◆ **REQUIREMENT**:
Return the whole listing exactly as it stands.

◆ **DATA EXTRACT**:
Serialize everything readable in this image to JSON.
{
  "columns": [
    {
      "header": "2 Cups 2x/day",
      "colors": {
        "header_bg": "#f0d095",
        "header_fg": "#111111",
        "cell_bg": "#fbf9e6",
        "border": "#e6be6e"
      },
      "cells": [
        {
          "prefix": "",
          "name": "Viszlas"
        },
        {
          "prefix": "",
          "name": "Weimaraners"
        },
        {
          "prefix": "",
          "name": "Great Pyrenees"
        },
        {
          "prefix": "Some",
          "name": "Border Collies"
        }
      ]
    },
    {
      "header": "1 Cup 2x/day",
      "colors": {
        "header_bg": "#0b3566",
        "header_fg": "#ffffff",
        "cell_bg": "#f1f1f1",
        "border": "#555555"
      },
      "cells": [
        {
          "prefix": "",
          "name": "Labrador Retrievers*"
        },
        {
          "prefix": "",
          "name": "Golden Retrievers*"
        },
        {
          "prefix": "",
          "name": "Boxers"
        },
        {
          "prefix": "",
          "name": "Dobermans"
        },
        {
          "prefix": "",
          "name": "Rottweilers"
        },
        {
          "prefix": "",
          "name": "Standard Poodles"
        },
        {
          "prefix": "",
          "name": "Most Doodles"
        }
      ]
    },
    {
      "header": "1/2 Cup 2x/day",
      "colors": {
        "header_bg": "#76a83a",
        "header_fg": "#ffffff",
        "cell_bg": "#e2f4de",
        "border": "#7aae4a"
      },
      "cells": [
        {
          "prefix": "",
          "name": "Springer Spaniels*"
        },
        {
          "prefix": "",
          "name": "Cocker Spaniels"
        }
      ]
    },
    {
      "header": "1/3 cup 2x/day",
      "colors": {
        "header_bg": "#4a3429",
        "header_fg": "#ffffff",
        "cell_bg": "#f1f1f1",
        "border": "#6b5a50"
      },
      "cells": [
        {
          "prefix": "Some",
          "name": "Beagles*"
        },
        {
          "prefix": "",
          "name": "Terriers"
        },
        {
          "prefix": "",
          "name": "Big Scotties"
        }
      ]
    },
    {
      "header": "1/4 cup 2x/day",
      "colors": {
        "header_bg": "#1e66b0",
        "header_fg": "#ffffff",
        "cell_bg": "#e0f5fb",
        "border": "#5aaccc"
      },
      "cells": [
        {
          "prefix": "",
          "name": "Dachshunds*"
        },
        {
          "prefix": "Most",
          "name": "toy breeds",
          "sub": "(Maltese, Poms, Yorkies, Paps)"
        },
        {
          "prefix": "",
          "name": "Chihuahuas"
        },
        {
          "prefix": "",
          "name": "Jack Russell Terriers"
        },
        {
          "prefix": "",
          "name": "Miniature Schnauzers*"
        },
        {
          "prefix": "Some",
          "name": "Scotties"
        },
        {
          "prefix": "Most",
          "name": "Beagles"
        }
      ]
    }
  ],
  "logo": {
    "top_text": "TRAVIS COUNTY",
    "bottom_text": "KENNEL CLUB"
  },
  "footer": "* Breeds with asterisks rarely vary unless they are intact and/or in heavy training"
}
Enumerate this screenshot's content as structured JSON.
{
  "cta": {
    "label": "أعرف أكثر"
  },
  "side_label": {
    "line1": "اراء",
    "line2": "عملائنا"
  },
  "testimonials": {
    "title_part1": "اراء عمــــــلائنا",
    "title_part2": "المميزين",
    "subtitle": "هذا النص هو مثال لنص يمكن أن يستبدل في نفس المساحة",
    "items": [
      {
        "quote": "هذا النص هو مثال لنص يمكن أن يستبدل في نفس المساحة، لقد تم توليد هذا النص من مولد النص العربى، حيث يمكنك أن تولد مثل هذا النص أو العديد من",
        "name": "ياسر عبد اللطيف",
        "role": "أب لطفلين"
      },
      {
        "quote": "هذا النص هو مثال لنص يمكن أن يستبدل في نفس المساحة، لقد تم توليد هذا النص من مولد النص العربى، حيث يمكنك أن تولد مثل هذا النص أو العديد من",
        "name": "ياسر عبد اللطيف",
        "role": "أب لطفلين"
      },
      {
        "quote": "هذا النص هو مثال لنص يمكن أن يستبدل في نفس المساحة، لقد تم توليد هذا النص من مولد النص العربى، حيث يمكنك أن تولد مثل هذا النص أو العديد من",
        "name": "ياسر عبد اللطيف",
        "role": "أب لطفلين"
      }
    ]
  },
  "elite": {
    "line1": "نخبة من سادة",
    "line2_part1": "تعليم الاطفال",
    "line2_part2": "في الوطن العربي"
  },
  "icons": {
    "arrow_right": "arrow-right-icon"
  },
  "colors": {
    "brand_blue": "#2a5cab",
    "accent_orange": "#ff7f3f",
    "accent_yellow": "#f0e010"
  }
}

◆ **PROBLEM SOLUTION**:
Serialize everything readable in this image to JSON.
{
  "columns": [
    {
      "header": "2 Cups 2x/day",
      "colors": {
        "header_bg": "#f0d095",
        "header_fg": "#111111",
        "cell_bg": "#fbf9e6",
        "border": "#e6be6e"
      },
      "cells": [
        {
          "prefix": "",
          "name": "Viszlas"
        },
        {
          "prefix": "",
          "name": "Weimaraners"
        },
        {
          "prefix": "",
          "name": "Great Pyrenees"
        },
        {
          "prefix": "Some",
          "name": "Border Collies"
        }
      ]
    },
    {
      "header": "1 Cup 2x/day",
      "colors": {
        "header_bg": "#0b3566",
        "header_fg": "#ffffff",
        "cell_bg": "#f1f1f1",
        "border": "#555555"
      },
      "cells": [
        {
          "prefix": "",
          "name": "Labrador Retrievers*"
        },
        {
          "prefix": "",
          "name": "Golden Retrievers*"
        },
        {
          "prefix": "",
          "name": "Boxers"
        },
        {
          "prefix": "",
          "name": "Dobermans"
        },
        {
          "prefix": "",
          "name": "Rottweilers"
        },
        {
          "prefix": "",
          "name": "Standard Poodles"
        },
        {
          "prefix": "",
          "name": "Most Doodles"
        }
      ]
    },
    {
      "header": "1/2 Cup 2x/day",
      "colors": {
        "header_bg": "#76a83a",
        "header_fg": "#ffffff",
        "cell_bg": "#e2f4de",
        "border": "#7aae4a"
      },
      "cells": [
        {
          "prefix": "",
          "name": "Springer Spaniels*"
        },
        {
          "prefix": "",
          "name": "Cocker Spaniels"
        }
      ]
    },
    {
      "header": "1/3 cup 2x/day",
      "colors": {
        "header_bg": "#4a3429",
        "header_fg": "#ffffff",
        "cell_bg": "#f1f1f1",
        "border": "#6b5a50"
      },
      "cells": [
        {
          "prefix": "Some",
          "name": "Beagles*"
        },
        {
          "prefix": "",
          "name": "Terriers"
        },
        {
          "prefix": "",
          "name": "Big Scotties"
        }
      ]
    },
    {
      "header": "1/4 cup 2x/day",
      "colors": {
        "header_bg": "#1e66b0",
        "header_fg": "#ffffff",
        "cell_bg": "#e0f5fb",
        "border": "#5aaccc"
      },
      "cells": [
        {
          "prefix": "",
          "name": "Dachshunds*"
        },
        {
          "prefix": "Most",
          "name": "toy breeds",
          "sub": "(Maltese, Poms, Yorkies, Paps)"
        },
        {
          "prefix": "",
          "name": "Chihuahuas"
        },
        {
          "prefix": "",
          "name": "Jack Russell Terriers"
        },
        {
          "prefix": "",
          "name": "Miniature Schnauzers*"
        },
        {
          "prefix": "Some",
          "name": "Scotties"
        },
        {
          "prefix": "Most",
          "name": "Beagles"
        }
      ]
    }
  ],
  "logo": {
    "top_text": "TRAVIS COUNTY",
    "bottom_text": "KENNEL CLUB"
  },
  "footer": "* Breeds with asterisks rarely vary unless they are intact and/or in heavy training"
}
Enumerate this screenshot's content as structured JSON.
{
  "cta": {
    "label": "أعرف أكثر"
  },
  "side_label": {
    "line1": "اراء",
    "line2": "عملائنا"
  },
  "testimonials": {
    "title_part1": "اراء عمــــــلائنا",
    "title_part2": "المميزين",
    "subtitle": "هذا النص هو مثال لنص يمكن أن يستبدل في نفس المساحة",
    "items": [
      {
        "quote": "هذا النص هو مثال لنص يمكن أن يستبدل في نفس المساحة، لقد تم توليد هذا النص من مولد النص العربى، حيث يمكنك أن تولد مثل هذا النص أو العديد من",
        "name": "ياسر عبد اللطيف",
        "role": "أب لطفلين"
      },
      {
        "quote": "هذا النص هو مثال لنص يمكن أن يستبدل في نفس المساحة، لقد تم توليد هذا النص من مولد النص العربى، حيث يمكنك أن تولد مثل هذا النص أو العديد من",
        "name": "ياسر عبد اللطيف",
        "role": "أب لطفلين"
      },
      {
        "quote": "هذا النص هو مثال لنص يمكن أن يستبدل في نفس المساحة، لقد تم توليد هذا النص من مولد النص العربى، حيث يمكنك أن تولد مثل هذا النص أو العديد من",
        "name": "ياسر عبد اللطيف",
        "role": "أب لطفلين"
      }
    ]
  },
  "elite": {
    "line1": "نخبة من سادة",
    "line2_part1": "تعليم الاطفال",
    "line2_part2": "في الوطن العربي"
  },
  "icons": {
    "arrow_right": "arrow-right-icon"
  },
  "colors": {
    "brand_blue": "#2a5cab",
    "accent_orange": "#ff7f3f",
    "accent_yellow": "#f0e010"
  }
}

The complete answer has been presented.